▸ Materials provided:
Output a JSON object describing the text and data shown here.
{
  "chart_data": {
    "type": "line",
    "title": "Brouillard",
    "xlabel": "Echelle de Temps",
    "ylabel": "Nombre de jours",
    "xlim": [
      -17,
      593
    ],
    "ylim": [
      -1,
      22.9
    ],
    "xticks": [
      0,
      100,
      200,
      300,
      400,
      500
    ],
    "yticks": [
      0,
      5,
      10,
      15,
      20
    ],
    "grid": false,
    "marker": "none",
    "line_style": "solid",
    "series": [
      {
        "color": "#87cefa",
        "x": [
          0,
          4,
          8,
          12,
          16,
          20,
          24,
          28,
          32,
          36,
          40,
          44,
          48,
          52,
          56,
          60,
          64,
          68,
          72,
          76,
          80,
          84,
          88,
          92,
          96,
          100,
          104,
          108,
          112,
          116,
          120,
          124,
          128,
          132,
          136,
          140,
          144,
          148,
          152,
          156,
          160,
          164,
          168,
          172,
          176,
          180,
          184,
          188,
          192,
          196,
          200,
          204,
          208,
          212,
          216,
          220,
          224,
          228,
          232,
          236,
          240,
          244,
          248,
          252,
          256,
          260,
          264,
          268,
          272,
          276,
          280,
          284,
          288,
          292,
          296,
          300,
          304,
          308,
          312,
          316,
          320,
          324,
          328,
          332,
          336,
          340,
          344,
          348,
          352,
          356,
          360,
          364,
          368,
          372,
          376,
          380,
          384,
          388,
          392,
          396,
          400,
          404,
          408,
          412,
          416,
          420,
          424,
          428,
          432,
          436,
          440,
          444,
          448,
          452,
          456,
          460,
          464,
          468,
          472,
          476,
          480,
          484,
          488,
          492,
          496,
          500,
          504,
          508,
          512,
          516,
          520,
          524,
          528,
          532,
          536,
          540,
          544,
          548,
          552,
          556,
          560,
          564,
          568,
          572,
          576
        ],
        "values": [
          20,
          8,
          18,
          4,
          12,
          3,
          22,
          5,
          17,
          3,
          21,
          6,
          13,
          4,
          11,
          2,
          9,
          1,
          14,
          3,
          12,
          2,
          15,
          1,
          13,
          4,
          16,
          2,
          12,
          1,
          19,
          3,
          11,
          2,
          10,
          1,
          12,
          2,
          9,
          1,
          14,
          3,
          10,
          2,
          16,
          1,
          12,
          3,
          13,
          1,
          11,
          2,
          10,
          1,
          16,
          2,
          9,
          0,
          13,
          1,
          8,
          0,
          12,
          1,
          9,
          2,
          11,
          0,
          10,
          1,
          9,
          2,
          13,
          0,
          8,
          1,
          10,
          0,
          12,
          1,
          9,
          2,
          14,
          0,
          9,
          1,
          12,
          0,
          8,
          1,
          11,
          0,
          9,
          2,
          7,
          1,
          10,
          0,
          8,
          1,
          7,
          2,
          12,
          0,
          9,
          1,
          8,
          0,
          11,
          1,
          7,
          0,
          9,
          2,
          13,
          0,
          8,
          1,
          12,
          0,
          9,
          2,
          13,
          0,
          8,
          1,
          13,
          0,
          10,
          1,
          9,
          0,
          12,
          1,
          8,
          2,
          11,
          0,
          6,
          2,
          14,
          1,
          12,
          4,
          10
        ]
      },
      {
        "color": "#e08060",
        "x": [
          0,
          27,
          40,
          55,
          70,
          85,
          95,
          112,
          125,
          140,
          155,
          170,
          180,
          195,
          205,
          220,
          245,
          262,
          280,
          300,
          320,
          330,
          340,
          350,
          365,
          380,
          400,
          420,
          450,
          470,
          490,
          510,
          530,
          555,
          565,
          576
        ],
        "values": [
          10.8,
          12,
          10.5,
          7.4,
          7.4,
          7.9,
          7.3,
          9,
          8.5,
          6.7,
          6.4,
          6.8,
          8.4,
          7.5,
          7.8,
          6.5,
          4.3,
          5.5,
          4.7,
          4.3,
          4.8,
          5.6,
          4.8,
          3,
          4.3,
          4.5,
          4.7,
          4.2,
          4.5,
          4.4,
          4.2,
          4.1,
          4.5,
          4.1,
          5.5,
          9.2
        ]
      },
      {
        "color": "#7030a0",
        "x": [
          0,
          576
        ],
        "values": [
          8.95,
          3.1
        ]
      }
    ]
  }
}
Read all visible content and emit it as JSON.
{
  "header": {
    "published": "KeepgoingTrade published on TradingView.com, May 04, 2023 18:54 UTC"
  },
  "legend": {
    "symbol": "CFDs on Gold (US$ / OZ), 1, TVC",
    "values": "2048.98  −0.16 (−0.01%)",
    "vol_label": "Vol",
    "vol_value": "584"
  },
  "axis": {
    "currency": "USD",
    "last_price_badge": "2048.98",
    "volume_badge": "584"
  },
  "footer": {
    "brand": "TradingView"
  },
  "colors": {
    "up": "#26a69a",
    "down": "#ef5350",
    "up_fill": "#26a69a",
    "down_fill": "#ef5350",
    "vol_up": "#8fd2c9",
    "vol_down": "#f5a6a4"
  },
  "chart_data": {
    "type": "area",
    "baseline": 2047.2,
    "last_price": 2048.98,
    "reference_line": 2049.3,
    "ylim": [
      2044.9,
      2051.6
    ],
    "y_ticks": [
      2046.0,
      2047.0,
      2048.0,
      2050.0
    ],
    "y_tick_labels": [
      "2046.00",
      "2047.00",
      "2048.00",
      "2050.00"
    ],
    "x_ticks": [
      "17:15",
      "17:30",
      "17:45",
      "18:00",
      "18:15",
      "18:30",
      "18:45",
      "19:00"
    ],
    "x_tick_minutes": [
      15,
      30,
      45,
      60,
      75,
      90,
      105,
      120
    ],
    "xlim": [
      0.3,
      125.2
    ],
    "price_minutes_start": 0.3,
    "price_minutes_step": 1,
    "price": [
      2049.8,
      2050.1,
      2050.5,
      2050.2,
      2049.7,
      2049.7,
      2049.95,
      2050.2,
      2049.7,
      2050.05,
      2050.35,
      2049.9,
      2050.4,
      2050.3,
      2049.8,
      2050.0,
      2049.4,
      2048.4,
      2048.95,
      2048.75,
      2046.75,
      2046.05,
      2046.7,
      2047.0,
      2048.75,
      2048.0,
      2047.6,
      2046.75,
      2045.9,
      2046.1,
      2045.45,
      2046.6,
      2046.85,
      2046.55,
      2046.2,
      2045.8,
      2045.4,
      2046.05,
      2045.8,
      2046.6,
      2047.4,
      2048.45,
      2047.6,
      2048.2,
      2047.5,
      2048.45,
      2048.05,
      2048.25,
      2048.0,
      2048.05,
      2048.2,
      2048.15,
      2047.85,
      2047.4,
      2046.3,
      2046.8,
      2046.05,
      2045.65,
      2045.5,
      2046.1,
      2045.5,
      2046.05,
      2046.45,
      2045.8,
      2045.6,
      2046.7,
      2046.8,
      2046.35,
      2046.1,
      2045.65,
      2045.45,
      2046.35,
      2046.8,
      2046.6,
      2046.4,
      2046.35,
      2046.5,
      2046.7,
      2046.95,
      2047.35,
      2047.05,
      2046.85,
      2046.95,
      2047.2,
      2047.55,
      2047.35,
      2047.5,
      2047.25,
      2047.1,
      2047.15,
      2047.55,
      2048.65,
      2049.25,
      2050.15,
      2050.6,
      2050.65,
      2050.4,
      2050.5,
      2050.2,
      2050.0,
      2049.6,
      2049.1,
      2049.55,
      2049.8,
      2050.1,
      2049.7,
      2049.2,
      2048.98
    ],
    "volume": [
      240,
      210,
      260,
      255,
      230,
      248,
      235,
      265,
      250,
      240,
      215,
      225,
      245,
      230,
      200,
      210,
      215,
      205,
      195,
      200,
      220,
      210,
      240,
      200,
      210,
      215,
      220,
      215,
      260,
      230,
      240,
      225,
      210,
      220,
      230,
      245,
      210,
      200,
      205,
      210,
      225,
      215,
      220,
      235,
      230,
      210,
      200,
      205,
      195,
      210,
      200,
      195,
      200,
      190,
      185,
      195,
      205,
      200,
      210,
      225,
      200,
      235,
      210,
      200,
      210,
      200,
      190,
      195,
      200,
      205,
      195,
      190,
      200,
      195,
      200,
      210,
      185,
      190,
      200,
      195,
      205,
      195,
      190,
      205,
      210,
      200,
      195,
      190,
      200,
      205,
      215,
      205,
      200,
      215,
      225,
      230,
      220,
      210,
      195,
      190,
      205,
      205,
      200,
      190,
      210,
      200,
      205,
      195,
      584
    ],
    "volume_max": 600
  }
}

▸ What to do:
From the material above, copy each line that includes the word "TradingView".

▸ Result of this exercise:
    "published": "KeepgoingTrade published on TradingView.com, May 04, 2023 18:54 UTC"
    "brand": "TradingView"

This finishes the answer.